▶ Task details
Copy each line holding the string "Venha".

---------- Task input

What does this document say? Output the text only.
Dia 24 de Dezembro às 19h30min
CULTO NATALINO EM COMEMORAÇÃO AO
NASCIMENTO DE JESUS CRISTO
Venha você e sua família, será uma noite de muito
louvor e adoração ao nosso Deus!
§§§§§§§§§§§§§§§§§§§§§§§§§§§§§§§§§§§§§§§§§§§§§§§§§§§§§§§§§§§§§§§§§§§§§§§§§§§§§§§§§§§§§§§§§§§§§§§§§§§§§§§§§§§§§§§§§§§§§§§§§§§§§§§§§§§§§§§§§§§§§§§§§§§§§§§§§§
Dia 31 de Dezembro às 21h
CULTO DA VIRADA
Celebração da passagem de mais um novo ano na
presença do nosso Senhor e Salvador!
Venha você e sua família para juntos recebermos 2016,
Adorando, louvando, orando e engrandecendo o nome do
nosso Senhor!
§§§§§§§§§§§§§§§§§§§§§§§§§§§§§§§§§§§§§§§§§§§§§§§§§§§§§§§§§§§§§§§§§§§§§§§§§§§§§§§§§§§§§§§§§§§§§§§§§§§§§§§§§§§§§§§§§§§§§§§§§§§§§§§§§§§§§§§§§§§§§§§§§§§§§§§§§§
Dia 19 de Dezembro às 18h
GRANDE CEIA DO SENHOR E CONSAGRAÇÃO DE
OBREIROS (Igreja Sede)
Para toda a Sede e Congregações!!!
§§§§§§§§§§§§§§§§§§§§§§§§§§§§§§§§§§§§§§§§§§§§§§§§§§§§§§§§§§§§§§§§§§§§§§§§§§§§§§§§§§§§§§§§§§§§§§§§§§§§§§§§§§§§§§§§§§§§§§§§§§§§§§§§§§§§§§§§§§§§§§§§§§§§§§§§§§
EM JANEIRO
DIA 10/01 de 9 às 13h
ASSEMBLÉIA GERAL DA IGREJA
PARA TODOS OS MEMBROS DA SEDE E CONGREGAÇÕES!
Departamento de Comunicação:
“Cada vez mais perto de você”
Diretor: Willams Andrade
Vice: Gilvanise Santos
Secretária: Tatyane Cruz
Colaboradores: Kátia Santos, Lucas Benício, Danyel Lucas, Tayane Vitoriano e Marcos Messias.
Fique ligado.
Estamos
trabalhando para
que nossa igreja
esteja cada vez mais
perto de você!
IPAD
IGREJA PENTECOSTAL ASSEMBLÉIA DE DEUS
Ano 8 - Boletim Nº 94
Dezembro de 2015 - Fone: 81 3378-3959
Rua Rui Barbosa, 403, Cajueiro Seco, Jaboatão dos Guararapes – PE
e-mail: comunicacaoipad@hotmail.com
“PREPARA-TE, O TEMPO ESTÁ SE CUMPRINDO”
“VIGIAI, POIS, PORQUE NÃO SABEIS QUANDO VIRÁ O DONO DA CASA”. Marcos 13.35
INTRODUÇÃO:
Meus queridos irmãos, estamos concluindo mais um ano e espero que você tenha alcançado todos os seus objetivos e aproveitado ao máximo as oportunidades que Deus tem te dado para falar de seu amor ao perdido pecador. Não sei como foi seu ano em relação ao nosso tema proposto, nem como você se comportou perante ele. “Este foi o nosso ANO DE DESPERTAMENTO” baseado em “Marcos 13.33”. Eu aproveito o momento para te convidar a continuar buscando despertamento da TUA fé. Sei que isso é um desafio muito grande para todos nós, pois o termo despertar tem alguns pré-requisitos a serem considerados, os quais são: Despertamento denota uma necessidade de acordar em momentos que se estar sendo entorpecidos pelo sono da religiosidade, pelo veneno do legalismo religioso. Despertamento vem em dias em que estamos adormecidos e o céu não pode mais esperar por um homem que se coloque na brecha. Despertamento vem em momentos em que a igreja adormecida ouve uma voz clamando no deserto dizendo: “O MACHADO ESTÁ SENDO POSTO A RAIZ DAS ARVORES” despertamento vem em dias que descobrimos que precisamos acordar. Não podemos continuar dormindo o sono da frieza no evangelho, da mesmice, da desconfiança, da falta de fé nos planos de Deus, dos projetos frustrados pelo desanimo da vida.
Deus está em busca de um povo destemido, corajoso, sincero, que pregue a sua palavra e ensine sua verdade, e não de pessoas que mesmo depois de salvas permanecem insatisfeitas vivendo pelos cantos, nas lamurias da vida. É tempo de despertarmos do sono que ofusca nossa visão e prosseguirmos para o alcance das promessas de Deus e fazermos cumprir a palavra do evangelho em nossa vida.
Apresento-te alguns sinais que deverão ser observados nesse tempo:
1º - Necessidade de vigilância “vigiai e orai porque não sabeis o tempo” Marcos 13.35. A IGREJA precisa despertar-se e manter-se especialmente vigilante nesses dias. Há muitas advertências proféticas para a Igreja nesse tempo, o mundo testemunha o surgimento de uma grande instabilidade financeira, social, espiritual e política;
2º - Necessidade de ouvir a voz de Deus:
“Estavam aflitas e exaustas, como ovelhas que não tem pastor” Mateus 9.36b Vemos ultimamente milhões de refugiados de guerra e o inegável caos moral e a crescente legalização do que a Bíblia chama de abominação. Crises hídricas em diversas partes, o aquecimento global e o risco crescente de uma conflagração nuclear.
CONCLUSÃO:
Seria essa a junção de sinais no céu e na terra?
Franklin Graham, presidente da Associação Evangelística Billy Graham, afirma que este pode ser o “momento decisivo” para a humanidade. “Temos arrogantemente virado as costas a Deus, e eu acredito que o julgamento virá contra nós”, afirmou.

--------------------

▶ Output for this task
Venha você e sua família, será uma noite de muito
Venha você e sua família para juntos recebermos 2016,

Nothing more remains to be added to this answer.